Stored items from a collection
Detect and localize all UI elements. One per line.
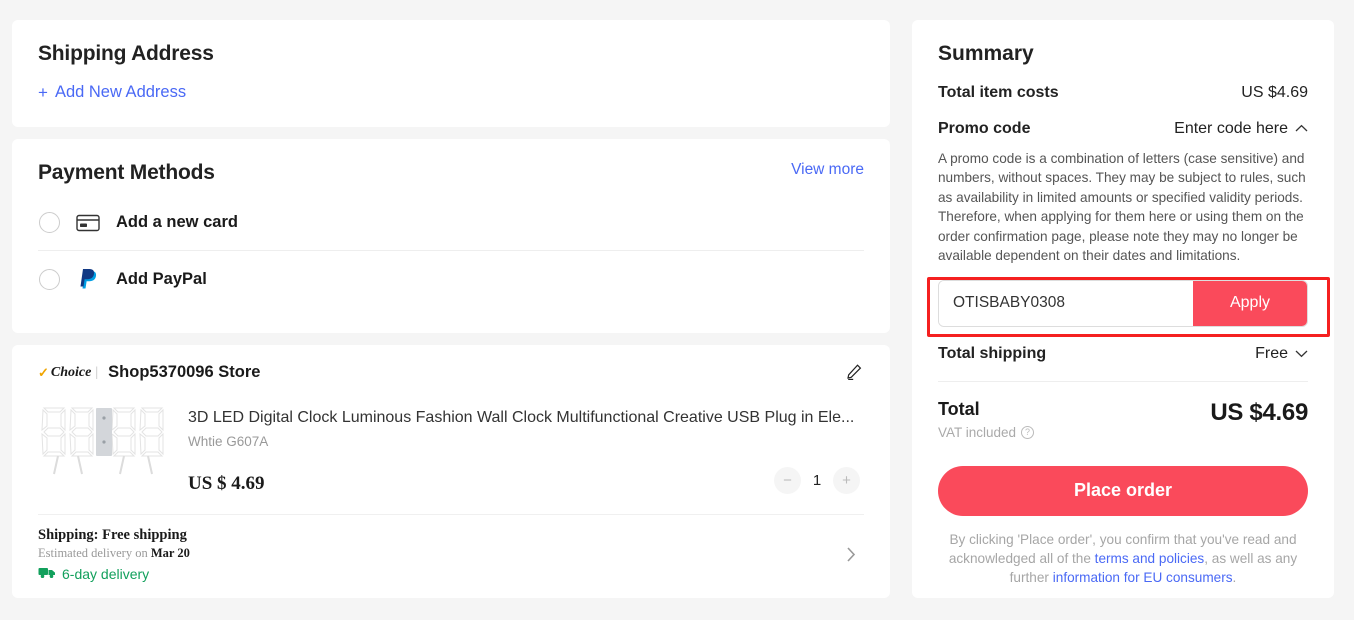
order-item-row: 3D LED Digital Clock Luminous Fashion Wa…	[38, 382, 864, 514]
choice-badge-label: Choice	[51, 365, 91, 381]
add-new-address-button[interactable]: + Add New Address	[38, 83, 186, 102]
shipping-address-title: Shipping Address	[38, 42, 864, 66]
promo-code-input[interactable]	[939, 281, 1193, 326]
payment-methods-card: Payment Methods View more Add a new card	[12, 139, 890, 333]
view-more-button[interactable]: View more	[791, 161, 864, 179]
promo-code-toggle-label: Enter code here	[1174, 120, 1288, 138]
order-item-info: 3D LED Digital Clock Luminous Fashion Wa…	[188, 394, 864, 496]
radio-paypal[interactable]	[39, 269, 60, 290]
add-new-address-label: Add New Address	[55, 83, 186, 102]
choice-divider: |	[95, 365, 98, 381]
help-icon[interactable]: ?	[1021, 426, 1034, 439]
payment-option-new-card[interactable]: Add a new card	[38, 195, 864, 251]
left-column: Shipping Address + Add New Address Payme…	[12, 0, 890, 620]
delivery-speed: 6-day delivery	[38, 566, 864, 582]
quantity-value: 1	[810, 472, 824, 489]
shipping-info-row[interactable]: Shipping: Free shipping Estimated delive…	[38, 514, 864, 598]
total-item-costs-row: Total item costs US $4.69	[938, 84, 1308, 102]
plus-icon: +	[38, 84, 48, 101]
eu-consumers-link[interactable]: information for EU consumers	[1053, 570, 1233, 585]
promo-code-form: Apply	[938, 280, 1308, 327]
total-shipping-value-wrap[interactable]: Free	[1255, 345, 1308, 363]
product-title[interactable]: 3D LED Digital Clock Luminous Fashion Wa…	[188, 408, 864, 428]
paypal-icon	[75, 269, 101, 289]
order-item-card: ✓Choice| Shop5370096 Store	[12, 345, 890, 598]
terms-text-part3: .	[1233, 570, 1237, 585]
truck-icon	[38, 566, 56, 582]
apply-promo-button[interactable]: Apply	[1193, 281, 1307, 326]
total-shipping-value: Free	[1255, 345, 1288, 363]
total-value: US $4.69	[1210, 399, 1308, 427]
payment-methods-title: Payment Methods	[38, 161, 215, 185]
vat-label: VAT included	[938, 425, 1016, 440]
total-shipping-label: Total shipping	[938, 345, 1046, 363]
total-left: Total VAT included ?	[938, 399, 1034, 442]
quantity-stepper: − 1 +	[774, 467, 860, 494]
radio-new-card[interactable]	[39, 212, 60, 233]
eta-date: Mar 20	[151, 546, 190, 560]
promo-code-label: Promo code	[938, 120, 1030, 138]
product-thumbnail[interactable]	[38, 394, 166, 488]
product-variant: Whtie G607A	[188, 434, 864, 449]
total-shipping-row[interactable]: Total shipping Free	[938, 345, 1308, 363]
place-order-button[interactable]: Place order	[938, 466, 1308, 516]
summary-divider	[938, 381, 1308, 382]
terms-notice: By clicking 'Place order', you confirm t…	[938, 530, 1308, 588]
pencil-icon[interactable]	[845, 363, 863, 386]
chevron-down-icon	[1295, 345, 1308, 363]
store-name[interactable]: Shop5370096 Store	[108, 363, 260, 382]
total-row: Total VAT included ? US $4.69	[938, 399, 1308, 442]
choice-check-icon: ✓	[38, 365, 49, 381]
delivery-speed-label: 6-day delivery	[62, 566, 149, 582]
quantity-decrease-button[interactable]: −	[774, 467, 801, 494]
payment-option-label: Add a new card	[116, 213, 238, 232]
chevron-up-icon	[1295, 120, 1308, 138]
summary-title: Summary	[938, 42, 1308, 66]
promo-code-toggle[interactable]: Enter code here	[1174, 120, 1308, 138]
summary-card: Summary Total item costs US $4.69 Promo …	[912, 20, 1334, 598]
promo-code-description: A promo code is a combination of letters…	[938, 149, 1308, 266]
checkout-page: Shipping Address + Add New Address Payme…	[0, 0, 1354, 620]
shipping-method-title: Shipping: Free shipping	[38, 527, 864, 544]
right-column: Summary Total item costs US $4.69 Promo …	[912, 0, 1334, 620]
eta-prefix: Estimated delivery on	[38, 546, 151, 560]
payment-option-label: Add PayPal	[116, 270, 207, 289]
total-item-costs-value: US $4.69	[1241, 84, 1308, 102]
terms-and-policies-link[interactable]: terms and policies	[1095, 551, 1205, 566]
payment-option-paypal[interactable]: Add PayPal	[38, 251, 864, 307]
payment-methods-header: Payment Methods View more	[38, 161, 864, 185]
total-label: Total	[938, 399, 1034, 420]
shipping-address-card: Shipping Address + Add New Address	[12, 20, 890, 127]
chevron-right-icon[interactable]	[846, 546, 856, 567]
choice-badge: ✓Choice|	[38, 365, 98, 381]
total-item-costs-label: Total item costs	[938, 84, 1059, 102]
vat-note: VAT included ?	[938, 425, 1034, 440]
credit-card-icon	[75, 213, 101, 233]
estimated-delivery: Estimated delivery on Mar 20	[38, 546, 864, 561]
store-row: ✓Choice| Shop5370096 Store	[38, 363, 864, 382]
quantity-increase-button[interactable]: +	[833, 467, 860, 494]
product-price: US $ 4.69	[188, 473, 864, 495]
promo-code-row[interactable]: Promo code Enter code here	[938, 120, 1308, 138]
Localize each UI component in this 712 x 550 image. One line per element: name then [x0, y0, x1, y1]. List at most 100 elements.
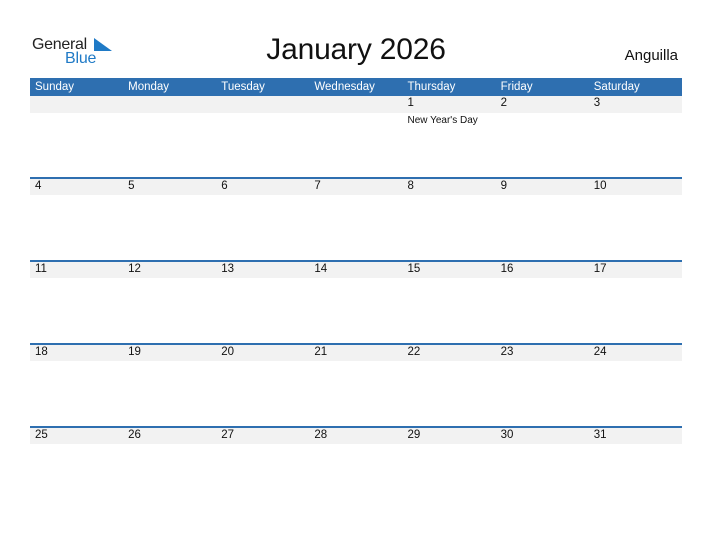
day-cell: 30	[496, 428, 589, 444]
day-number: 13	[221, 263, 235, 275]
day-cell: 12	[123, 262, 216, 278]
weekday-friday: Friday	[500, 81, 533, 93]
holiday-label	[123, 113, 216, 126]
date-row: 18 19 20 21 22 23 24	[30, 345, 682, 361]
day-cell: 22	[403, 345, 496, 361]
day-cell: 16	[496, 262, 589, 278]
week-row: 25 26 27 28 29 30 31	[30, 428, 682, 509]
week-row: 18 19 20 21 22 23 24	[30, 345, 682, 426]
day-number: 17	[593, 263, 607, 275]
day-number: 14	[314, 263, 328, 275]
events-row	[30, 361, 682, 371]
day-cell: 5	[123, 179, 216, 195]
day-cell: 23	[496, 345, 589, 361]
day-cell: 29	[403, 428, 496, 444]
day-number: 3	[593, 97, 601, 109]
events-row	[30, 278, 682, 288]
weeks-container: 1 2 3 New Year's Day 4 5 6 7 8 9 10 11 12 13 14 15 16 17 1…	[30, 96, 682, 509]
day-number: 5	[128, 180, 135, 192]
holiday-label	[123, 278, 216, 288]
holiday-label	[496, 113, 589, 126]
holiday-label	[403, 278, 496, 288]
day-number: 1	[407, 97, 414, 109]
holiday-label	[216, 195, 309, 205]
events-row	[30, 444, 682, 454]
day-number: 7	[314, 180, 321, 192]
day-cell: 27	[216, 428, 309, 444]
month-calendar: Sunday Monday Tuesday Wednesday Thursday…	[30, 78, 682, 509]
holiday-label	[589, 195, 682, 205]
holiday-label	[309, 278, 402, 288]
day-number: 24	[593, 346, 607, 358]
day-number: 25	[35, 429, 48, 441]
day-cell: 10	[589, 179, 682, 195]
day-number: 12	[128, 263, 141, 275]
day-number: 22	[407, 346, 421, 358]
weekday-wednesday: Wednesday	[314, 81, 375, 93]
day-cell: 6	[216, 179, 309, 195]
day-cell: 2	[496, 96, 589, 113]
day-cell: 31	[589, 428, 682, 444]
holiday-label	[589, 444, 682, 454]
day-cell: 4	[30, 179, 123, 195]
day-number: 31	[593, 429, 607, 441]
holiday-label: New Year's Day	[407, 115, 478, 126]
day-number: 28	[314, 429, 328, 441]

GIVEN TASK
Retype every one of the items above line for line, without changing anything, and leave out the pictures.

CORRECT OUTPUT
Detect and localize all UI elements. One per line.
order-item-row: 3D LED Digital Clock Luminous Fashion Wa…	[38, 382, 864, 514]
choice-badge-label: Choice	[51, 365, 91, 381]
add-new-address-button[interactable]: + Add New Address	[38, 83, 186, 102]
shipping-address-title: Shipping Address	[38, 42, 864, 66]
promo-code-input[interactable]	[939, 281, 1193, 326]
payment-methods-card: Payment Methods View more Add a new card	[12, 139, 890, 333]
view-more-button[interactable]: View more	[791, 161, 864, 179]
promo-code-toggle-label: Enter code here	[1174, 120, 1288, 138]
order-item-info: 3D LED Digital Clock Luminous Fashion Wa…	[188, 394, 864, 496]
radio-paypal[interactable]	[39, 269, 60, 290]
add-new-address-label: Add New Address	[55, 83, 186, 102]
choice-divider: |	[95, 365, 98, 381]
help-icon[interactable]: ?	[1021, 426, 1034, 439]
payment-option-new-card[interactable]: Add a new card	[38, 195, 864, 251]
left-column: Shipping Address + Add New Address Payme…	[12, 0, 890, 620]
delivery-speed: 6-day delivery	[38, 566, 864, 582]
quantity-value: 1	[810, 472, 824, 489]
shipping-info-row[interactable]: Shipping: Free shipping Estimated delive…	[38, 514, 864, 598]
total-item-costs-row: Total item costs US $4.69	[938, 84, 1308, 102]
plus-icon: +	[38, 84, 48, 101]
eu-consumers-link[interactable]: information for EU consumers	[1053, 570, 1233, 585]
promo-code-form: Apply	[938, 280, 1308, 327]
total-shipping-value-wrap[interactable]: Free	[1255, 345, 1308, 363]
product-title[interactable]: 3D LED Digital Clock Luminous Fashion Wa…	[188, 408, 864, 428]
paypal-icon	[75, 269, 101, 289]
order-item-card: ✓Choice| Shop5370096 Store	[12, 345, 890, 598]
terms-text-part3: .	[1233, 570, 1237, 585]
truck-icon	[38, 566, 56, 582]
apply-promo-button[interactable]: Apply	[1193, 281, 1307, 326]
total-shipping-value: Free	[1255, 345, 1288, 363]
total-value: US $4.69	[1210, 399, 1308, 427]
payment-methods-title: Payment Methods	[38, 161, 215, 185]
vat-label: VAT included	[938, 425, 1016, 440]
total-shipping-label: Total shipping	[938, 345, 1046, 363]
total-left: Total VAT included ?	[938, 399, 1034, 442]
quantity-stepper: − 1 +	[774, 467, 860, 494]
radio-new-card[interactable]	[39, 212, 60, 233]
eta-date: Mar 20	[151, 546, 190, 560]
promo-code-label: Promo code	[938, 120, 1030, 138]
product-thumbnail[interactable]	[38, 394, 166, 488]
product-variant: Whtie G607A	[188, 434, 864, 449]
total-shipping-row[interactable]: Total shipping Free	[938, 345, 1308, 363]
place-order-button[interactable]: Place order	[938, 466, 1308, 516]
summary-divider	[938, 381, 1308, 382]
terms-notice: By clicking 'Place order', you confirm t…	[938, 530, 1308, 588]
pencil-icon[interactable]	[845, 363, 863, 386]
chevron-down-icon	[1295, 345, 1308, 363]
store-name[interactable]: Shop5370096 Store	[108, 363, 260, 382]
total-row: Total VAT included ? US $4.69	[938, 399, 1308, 442]
choice-check-icon: ✓	[38, 365, 49, 381]
delivery-speed-label: 6-day delivery	[62, 566, 149, 582]
quantity-decrease-button[interactable]: −	[774, 467, 801, 494]
payment-option-label: Add a new card	[116, 213, 238, 232]
chevron-up-icon	[1295, 120, 1308, 138]
summary-title: Summary	[938, 42, 1308, 66]
promo-code-toggle[interactable]: Enter code here	[1174, 120, 1308, 138]
summary-card: Summary Total item costs US $4.69 Promo …	[912, 20, 1334, 598]
promo-code-description: A promo code is a combination of letters…	[938, 149, 1308, 266]
checkout-page: Shipping Address + Add New Address Payme…	[0, 0, 1354, 620]
shipping-method-title: Shipping: Free shipping	[38, 527, 864, 544]
right-column: Summary Total item costs US $4.69 Promo …	[912, 0, 1334, 620]
eta-prefix: Estimated delivery on	[38, 546, 151, 560]
payment-option-label: Add PayPal	[116, 270, 207, 289]
total-item-costs-value: US $4.69	[1241, 84, 1308, 102]
terms-and-policies-link[interactable]: terms and policies	[1095, 551, 1205, 566]
payment-option-paypal[interactable]: Add PayPal	[38, 251, 864, 307]
payment-methods-header: Payment Methods View more	[38, 161, 864, 185]
total-label: Total	[938, 399, 1034, 420]
shipping-address-card: Shipping Address + Add New Address	[12, 20, 890, 127]
chevron-right-icon[interactable]	[846, 546, 856, 567]
choice-badge: ✓Choice|	[38, 365, 98, 381]
total-item-costs-label: Total item costs	[938, 84, 1059, 102]
vat-note: VAT included ?	[938, 425, 1034, 440]
credit-card-icon	[75, 213, 101, 233]
estimated-delivery: Estimated delivery on Mar 20	[38, 546, 864, 561]
store-row: ✓Choice| Shop5370096 Store	[38, 363, 864, 382]
quantity-increase-button[interactable]: +	[833, 467, 860, 494]
product-price: US $ 4.69	[188, 473, 864, 495]
promo-code-row[interactable]: Promo code Enter code here	[938, 120, 1308, 138]
Localize each UI component in this 712 x 550 image. One line per element: name then [x0, y0, x1, y1]. List at most 100 elements.
day-cell: 30	[496, 428, 589, 444]
day-number: 13	[221, 263, 235, 275]
day-cell: 12	[123, 262, 216, 278]
weekday-friday: Friday	[500, 81, 533, 93]
holiday-label	[123, 113, 216, 126]
date-row: 18 19 20 21 22 23 24	[30, 345, 682, 361]
day-cell: 22	[403, 345, 496, 361]
day-cell: 16	[496, 262, 589, 278]
week-row: 25 26 27 28 29 30 31	[30, 428, 682, 509]
week-row: 18 19 20 21 22 23 24	[30, 345, 682, 426]
day-number: 17	[593, 263, 607, 275]
day-number: 14	[314, 263, 328, 275]
events-row	[30, 361, 682, 371]
day-cell: 5	[123, 179, 216, 195]
day-cell: 23	[496, 345, 589, 361]
day-cell: 29	[403, 428, 496, 444]
day-number: 3	[593, 97, 601, 109]
events-row	[30, 278, 682, 288]
weeks-container: 1 2 3 New Year's Day 4 5 6 7 8 9 10 11 12 13 14 15 16 17 1…	[30, 96, 682, 509]
day-number: 5	[128, 180, 135, 192]
holiday-label	[123, 278, 216, 288]
holiday-label	[496, 113, 589, 126]
holiday-label	[403, 278, 496, 288]
day-number: 1	[407, 97, 414, 109]
holiday-label	[216, 195, 309, 205]
events-row	[30, 444, 682, 454]
day-number: 7	[314, 180, 321, 192]
day-cell: 27	[216, 428, 309, 444]
month-calendar: Sunday Monday Tuesday Wednesday Thursday…	[30, 78, 682, 509]
holiday-label	[589, 195, 682, 205]
holiday-label	[309, 278, 402, 288]
day-number: 24	[593, 346, 607, 358]
day-number: 25	[35, 429, 48, 441]
day-cell: 10	[589, 179, 682, 195]
day-number: 12	[128, 263, 141, 275]
day-number: 22	[407, 346, 421, 358]
weekday-wednesday: Wednesday	[314, 81, 375, 93]
day-cell: 6	[216, 179, 309, 195]
day-cell: 2	[496, 96, 589, 113]
day-cell: 31	[589, 428, 682, 444]
holiday-label	[589, 444, 682, 454]
day-cell: 4	[30, 179, 123, 195]
day-number: 31	[593, 429, 607, 441]
holiday-label: New Year's Day	[407, 115, 478, 126]
day-number: 28	[314, 429, 328, 441]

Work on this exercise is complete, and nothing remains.